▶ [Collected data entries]
────

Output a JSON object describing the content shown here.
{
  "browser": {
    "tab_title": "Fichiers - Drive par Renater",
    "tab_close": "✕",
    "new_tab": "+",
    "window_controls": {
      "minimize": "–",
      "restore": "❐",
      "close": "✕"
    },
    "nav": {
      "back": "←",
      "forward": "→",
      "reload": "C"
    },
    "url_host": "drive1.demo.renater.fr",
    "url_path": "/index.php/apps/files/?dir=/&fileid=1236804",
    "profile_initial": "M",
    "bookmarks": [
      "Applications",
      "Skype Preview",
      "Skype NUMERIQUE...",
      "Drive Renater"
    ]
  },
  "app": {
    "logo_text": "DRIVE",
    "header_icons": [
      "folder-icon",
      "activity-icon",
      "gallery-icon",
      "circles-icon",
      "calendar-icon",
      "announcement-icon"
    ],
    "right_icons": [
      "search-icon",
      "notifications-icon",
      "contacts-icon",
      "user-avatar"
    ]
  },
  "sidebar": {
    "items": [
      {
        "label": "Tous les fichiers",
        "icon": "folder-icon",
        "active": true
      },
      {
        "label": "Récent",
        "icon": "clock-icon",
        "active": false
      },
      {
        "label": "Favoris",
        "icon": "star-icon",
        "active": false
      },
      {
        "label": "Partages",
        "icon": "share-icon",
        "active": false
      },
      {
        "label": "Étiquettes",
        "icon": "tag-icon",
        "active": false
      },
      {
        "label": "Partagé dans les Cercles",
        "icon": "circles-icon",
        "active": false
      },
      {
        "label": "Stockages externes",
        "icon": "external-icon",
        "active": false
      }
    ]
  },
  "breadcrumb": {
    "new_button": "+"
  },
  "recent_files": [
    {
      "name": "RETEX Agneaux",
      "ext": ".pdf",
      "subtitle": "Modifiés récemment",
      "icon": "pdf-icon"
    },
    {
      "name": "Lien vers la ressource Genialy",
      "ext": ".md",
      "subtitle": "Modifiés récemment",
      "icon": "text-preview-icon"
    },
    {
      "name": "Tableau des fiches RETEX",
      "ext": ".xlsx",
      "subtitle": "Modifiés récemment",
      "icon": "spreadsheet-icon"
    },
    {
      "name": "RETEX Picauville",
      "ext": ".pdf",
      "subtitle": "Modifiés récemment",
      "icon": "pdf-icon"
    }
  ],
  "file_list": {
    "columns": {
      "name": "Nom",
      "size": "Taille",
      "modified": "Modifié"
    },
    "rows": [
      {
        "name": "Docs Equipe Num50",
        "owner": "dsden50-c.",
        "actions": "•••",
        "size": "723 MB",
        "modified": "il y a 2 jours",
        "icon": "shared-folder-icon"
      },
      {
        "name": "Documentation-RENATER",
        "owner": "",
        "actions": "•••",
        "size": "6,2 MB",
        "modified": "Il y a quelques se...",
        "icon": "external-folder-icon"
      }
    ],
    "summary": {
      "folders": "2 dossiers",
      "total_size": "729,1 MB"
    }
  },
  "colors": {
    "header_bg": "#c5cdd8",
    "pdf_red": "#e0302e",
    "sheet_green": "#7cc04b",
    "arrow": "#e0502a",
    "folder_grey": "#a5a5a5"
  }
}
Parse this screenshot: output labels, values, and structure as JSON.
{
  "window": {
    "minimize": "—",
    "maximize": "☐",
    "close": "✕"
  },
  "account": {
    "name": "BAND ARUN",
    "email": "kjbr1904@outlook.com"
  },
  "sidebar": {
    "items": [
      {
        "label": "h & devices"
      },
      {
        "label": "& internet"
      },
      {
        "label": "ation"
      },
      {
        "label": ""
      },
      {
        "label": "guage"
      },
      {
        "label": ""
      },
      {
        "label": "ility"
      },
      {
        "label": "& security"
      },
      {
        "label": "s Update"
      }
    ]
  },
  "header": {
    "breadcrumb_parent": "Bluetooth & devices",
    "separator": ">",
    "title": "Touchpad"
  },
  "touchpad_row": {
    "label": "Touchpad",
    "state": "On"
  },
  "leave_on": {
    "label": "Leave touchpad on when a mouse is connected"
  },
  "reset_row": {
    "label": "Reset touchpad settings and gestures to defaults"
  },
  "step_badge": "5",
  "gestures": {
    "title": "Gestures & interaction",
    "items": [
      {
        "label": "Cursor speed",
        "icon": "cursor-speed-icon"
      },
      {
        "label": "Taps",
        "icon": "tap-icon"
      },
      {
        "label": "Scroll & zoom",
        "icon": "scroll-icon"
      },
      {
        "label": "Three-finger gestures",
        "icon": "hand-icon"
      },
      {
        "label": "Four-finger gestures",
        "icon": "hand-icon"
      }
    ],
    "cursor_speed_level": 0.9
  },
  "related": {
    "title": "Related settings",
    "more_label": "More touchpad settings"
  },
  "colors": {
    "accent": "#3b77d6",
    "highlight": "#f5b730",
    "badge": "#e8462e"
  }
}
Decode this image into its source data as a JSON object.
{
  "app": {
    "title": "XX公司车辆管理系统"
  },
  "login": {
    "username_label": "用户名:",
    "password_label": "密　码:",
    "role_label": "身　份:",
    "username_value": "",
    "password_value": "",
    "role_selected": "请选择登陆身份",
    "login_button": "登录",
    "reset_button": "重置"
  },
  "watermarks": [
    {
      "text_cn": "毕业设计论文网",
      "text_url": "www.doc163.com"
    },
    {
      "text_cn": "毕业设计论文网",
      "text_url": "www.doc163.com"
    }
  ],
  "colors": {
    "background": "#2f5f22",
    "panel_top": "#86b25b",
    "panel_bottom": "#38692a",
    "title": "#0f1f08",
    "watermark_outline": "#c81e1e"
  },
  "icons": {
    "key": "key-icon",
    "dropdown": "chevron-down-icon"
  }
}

────

Repeat exactly, and only, the lines from the line with "Decode this image" through the end of the listing above, both ends included.

▶ [Result of the exercise]
Decode this image into its source data as a JSON object.
{
  "app": {
    "title": "XX公司车辆管理系统"
  },
  "login": {
    "username_label": "用户名:",
    "password_label": "密　码:",
    "role_label": "身　份:",
    "username_value": "",
    "password_value": "",
    "role_selected": "请选择登陆身份",
    "login_button": "登录",
    "reset_button": "重置"
  },
  "watermarks": [
    {
      "text_cn": "毕业设计论文网",
      "text_url": "www.doc163.com"
    },
    {
      "text_cn": "毕业设计论文网",
      "text_url": "www.doc163.com"
    }
  ],
  "colors": {
    "background": "#2f5f22",
    "panel_top": "#86b25b",
    "panel_bottom": "#38692a",
    "title": "#0f1f08",
    "watermark_outline": "#c81e1e"
  },
  "icons": {
    "key": "key-icon",
    "dropdown": "chevron-down-icon"
  }
}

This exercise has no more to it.